**The data**
• • • •

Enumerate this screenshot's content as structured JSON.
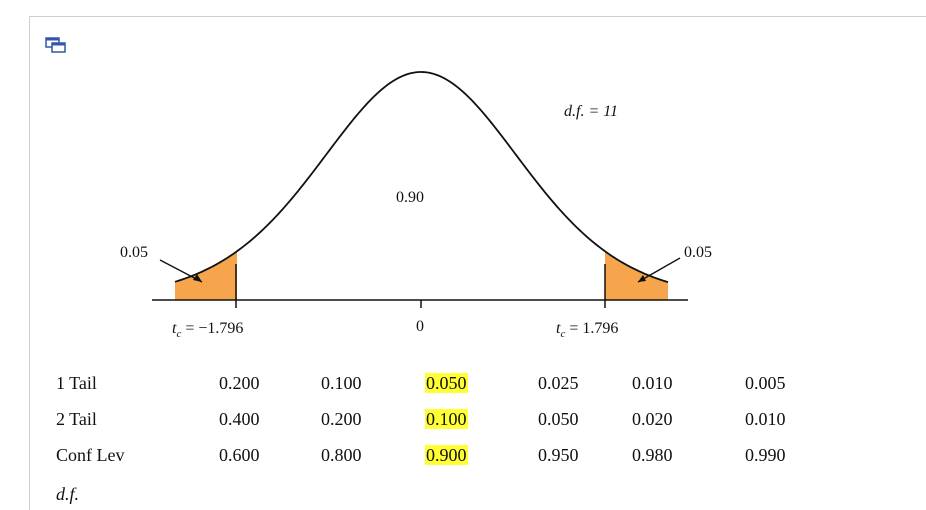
{
  "diagram": {
    "df_label": "d.f. = 11",
    "center_area": "0.90",
    "left_tail_area": "0.05",
    "right_tail_area": "0.05",
    "tc_left": "t",
    "tc_left_sub": "c",
    "tc_left_value": " = −1.796",
    "tc_right": "t",
    "tc_right_sub": "c",
    "tc_right_value": " = 1.796",
    "zero_label": "0",
    "tail_color": "#f6a54d"
  },
  "table": {
    "rows": [
      {
        "label": "1 Tail",
        "values": [
          "0.200",
          "0.100",
          "0.050",
          "0.025",
          "0.010",
          "0.005"
        ]
      },
      {
        "label": "2 Tail",
        "values": [
          "0.400",
          "0.200",
          "0.100",
          "0.050",
          "0.020",
          "0.010"
        ]
      },
      {
        "label": "Conf Lev",
        "values": [
          "0.600",
          "0.800",
          "0.900",
          "0.950",
          "0.980",
          "0.990"
        ]
      }
    ],
    "highlight_column": 2,
    "highlight_color": "#ffff33",
    "df_header": "d.f."
  },
  "icons": {
    "popout": "popout-window-icon"
  }
}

• • • •

**Written problem**
Set down the material above as is, without any pictures.

**Solution to the problem**
Enumerate this screenshot's content as structured JSON.
{
  "diagram": {
    "df_label": "d.f. = 11",
    "center_area": "0.90",
    "left_tail_area": "0.05",
    "right_tail_area": "0.05",
    "tc_left": "t",
    "tc_left_sub": "c",
    "tc_left_value": " = −1.796",
    "tc_right": "t",
    "tc_right_sub": "c",
    "tc_right_value": " = 1.796",
    "zero_label": "0",
    "tail_color": "#f6a54d"
  },
  "table": {
    "rows": [
      {
        "label": "1 Tail",
        "values": [
          "0.200",
          "0.100",
          "0.050",
          "0.025",
          "0.010",
          "0.005"
        ]
      },
      {
        "label": "2 Tail",
        "values": [
          "0.400",
          "0.200",
          "0.100",
          "0.050",
          "0.020",
          "0.010"
        ]
      },
      {
        "label": "Conf Lev",
        "values": [
          "0.600",
          "0.800",
          "0.900",
          "0.950",
          "0.980",
          "0.990"
        ]
      }
    ],
    "highlight_column": 2,
    "highlight_color": "#ffff33",
    "df_header": "d.f."
  },
  "icons": {
    "popout": "popout-window-icon"
  }
}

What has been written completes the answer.